Request: Rewrite the part of the listing that opens with the line containing "Patent image size: (1369, 1046)." and closes with the line containing "The cable 17 is at (868, 328).", changing "detailed view" to "close-up view" and keeping everything else the same. Return only those lines.

Data provided:
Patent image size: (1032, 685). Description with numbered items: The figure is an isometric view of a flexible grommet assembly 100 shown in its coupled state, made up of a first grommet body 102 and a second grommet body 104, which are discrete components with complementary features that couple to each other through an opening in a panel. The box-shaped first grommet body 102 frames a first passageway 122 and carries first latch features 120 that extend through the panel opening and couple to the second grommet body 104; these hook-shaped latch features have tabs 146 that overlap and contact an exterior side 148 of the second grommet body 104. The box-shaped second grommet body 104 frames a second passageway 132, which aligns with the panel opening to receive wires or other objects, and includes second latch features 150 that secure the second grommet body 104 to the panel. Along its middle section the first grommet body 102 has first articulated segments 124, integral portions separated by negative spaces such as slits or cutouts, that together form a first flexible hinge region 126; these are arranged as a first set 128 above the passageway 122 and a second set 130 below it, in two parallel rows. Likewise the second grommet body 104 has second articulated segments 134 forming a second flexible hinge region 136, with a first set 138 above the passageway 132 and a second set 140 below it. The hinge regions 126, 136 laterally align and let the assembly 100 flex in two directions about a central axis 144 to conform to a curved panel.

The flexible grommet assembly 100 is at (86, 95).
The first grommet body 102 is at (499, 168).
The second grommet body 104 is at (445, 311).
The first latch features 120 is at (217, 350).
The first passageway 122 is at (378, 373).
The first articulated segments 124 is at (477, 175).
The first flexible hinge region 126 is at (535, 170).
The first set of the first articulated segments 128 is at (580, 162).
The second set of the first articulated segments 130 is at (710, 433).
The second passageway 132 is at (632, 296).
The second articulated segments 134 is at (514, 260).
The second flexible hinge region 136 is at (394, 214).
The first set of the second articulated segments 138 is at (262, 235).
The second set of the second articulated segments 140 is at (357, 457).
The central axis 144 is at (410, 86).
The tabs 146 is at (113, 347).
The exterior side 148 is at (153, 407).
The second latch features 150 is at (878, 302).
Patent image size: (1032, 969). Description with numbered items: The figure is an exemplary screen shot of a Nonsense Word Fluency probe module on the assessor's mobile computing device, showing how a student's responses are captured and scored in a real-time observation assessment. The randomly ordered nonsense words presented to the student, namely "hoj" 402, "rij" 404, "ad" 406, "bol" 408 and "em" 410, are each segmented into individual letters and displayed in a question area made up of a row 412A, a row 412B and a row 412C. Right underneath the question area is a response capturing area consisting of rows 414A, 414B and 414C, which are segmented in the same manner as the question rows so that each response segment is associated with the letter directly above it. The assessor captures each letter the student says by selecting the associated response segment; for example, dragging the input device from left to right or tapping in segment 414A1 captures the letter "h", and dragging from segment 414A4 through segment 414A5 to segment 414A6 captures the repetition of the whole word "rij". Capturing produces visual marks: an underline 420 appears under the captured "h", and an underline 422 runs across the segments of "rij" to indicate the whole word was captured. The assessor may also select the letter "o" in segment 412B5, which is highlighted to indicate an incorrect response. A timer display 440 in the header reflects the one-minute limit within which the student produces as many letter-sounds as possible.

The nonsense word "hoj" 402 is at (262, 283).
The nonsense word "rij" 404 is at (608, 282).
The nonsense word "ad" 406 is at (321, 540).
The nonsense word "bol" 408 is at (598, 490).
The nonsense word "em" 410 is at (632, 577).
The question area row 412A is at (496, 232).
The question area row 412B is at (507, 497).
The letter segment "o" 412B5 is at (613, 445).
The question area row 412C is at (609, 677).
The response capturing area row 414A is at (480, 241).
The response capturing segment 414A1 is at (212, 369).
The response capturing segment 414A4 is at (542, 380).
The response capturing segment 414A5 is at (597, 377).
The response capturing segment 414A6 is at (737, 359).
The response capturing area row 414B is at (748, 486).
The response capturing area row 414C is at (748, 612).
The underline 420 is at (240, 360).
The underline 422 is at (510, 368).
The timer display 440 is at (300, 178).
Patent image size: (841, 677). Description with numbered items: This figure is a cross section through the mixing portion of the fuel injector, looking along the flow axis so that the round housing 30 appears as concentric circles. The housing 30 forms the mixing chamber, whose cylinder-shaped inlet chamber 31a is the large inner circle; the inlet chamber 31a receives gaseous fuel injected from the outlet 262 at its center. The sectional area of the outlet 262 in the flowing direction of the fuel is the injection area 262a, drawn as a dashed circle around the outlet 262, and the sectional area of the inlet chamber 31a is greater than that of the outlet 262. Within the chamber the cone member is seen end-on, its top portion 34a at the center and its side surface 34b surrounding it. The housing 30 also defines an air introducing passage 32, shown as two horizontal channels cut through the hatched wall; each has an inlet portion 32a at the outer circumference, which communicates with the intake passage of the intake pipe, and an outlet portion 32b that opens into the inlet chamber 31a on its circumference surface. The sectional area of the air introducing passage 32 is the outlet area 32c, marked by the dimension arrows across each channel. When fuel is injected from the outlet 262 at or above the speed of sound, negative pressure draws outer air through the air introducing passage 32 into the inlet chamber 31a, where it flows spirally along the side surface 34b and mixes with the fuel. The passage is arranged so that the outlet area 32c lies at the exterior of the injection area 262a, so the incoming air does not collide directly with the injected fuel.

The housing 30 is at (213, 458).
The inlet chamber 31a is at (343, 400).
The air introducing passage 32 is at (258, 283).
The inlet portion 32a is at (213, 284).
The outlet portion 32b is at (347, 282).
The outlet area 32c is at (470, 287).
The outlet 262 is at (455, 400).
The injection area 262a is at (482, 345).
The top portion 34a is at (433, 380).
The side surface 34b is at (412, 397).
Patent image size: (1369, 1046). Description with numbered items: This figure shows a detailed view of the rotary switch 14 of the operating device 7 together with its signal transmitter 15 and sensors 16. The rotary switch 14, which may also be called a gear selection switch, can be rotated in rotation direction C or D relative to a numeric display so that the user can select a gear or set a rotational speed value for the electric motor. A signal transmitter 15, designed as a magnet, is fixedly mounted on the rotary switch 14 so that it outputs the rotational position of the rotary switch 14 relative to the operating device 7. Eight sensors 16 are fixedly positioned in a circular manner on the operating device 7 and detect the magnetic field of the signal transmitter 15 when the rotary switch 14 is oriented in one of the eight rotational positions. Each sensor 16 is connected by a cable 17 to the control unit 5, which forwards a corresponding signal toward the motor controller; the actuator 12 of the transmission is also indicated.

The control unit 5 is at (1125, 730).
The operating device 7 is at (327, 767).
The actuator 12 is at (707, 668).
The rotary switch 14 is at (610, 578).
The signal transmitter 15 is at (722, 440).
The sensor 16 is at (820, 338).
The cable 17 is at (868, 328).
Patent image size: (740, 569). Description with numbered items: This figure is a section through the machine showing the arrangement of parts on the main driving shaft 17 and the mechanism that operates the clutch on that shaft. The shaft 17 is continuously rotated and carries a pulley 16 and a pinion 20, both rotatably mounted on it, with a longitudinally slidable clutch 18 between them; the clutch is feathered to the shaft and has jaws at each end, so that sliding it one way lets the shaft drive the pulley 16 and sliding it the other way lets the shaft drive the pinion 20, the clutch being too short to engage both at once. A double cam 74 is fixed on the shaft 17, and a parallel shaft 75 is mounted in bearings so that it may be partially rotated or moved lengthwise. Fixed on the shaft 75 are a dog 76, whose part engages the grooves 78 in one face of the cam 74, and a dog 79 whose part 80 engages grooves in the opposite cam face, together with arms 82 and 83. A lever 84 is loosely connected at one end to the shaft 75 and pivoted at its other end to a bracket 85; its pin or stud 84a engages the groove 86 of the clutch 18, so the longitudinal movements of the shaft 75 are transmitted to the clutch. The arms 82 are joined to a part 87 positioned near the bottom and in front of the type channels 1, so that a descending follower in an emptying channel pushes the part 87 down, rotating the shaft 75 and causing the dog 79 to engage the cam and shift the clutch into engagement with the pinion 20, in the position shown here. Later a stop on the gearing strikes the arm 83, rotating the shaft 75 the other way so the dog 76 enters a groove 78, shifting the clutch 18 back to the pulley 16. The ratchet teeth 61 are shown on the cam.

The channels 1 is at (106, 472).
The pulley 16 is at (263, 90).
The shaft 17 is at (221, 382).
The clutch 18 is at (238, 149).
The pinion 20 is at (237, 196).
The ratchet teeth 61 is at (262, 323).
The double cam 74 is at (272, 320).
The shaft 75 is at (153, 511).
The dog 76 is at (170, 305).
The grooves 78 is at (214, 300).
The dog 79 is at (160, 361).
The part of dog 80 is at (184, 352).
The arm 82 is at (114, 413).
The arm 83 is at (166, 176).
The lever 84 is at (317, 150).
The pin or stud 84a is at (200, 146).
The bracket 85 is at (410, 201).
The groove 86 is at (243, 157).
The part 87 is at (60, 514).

Exercise result:
Patent image size: (1369, 1046). Description with numbered items: This figure shows a close-up view of the rotary switch 14 of the operating device 7 together with its signal transmitter 15 and sensors 16. The rotary switch 14, which may also be called a gear selection switch, can be rotated in rotation direction C or D relative to a numeric display so that the user can select a gear or set a rotational speed value for the electric motor. A signal transmitter 15, designed as a magnet, is fixedly mounted on the rotary switch 14 so that it outputs the rotational position of the rotary switch 14 relative to the operating device 7. Eight sensors 16 are fixedly positioned in a circular manner on the operating device 7 and detect the magnetic field of the signal transmitter 15 when the rotary switch 14 is oriented in one of the eight rotational positions. Each sensor 16 is connected by a cable 17 to the control unit 5, which forwards a corresponding signal toward the motor controller; the actuator 12 of the transmission is also indicated.

The control unit 5 is at (1125, 730).
The operating device 7 is at (327, 767).
The actuator 12 is at (707, 668).
The rotary switch 14 is at (610, 578).
The signal transmitter 15 is at (722, 440).
The sensor 16 is at (820, 338).
The cable 17 is at (868, 328).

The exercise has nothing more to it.